§ **WHAT TO PRODUCE**
Copy each line that holds "stipulis".

§ **EXERCISE DATA**
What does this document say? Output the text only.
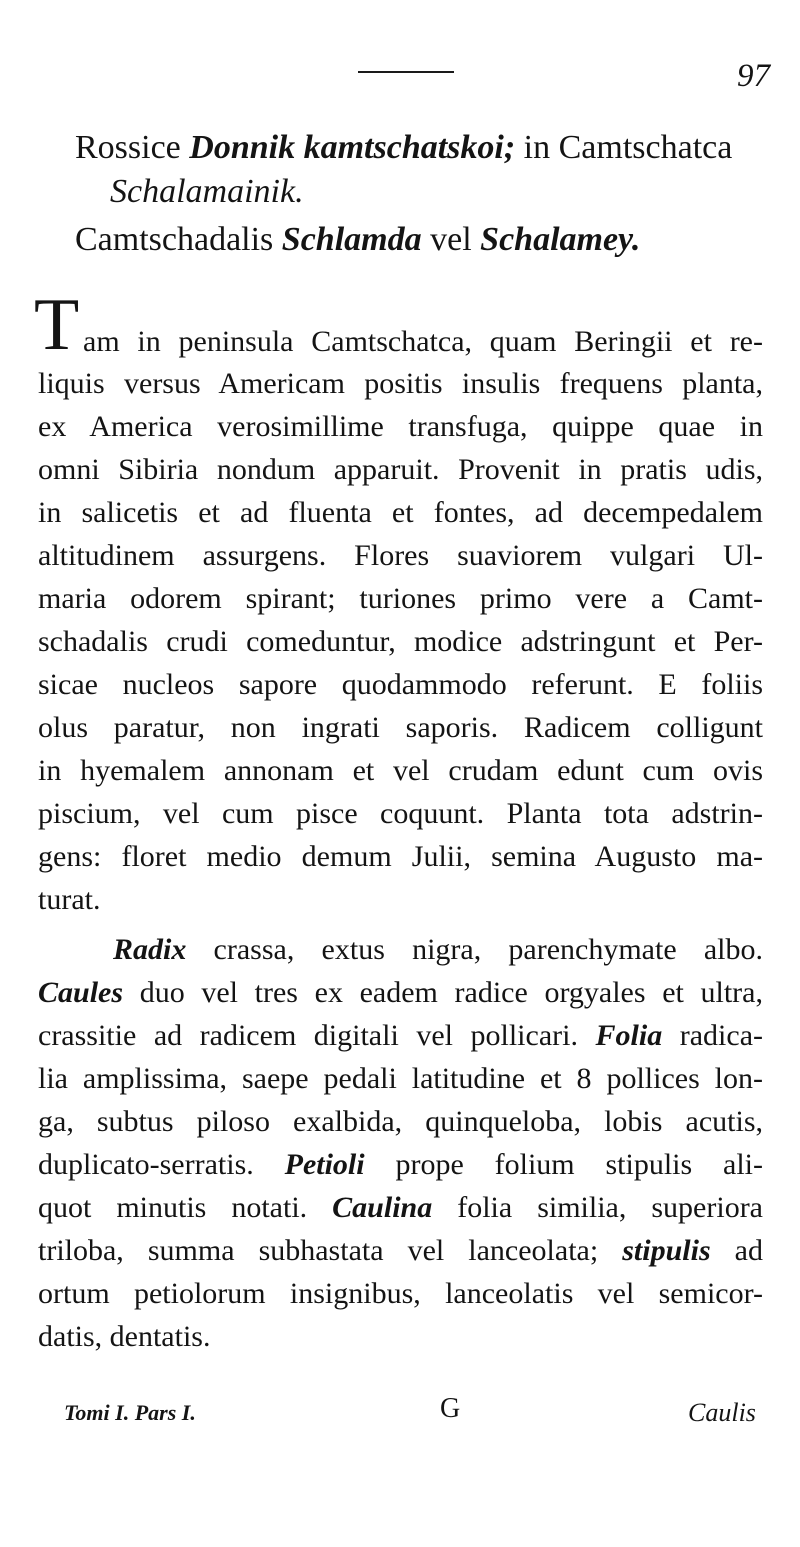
97
Rossice Donnik kamtschatskoi; in Camtschatca
Schalamainik.
Camtschadalis Schlamda vel Schalamey.
T am in peninsula Camtschatca, quam Beringii et re-
liquis versus Americam positis insulis frequens planta,
ex America verosimillime transfuga, quippe quae in
omni Sibiria nondum apparuit. Provenit in pratis udis,
in salicetis et ad fluenta et fontes, ad decempedalem
altitudinem assurgens. Flores suaviorem vulgari Ul-
maria odorem spirant; turiones primo vere a Camt-
schadalis crudi comeduntur, modice adstringunt et Per-
sicae nucleos sapore quodammodo referunt. E foliis
olus paratur, non ingrati saporis. Radicem colligunt
in hyemalem annonam et vel crudam edunt cum ovis
piscium, vel cum pisce coquunt. Planta tota adstrin-
gens: floret medio demum Julii, semina Augusto ma-
turat.
Radix crassa, extus nigra, parenchymate albo.
Caules duo vel tres ex eadem radice orgyales et ultra,
crassitie ad radicem digitali vel pollicari. Folia radica-
lia amplissima, saepe pedali latitudine et 8 pollices lon-
ga, subtus piloso exalbida, quinqueloba, lobis acutis,
duplicato-serratis. Petioli prope folium stipulis ali-
quot minutis notati. Caulina folia similia, superiora
triloba, summa subhastata vel lanceolata; stipulis ad
ortum petiolorum insignibus, lanceolatis vel semicor-
datis, dentatis.
Tomi I. Pars I.	G	Caulis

§ **REPLY**
duplicato-serratis. Petioli prope folium stipulis ali-
triloba, summa subhastata vel lanceolata; stipulis ad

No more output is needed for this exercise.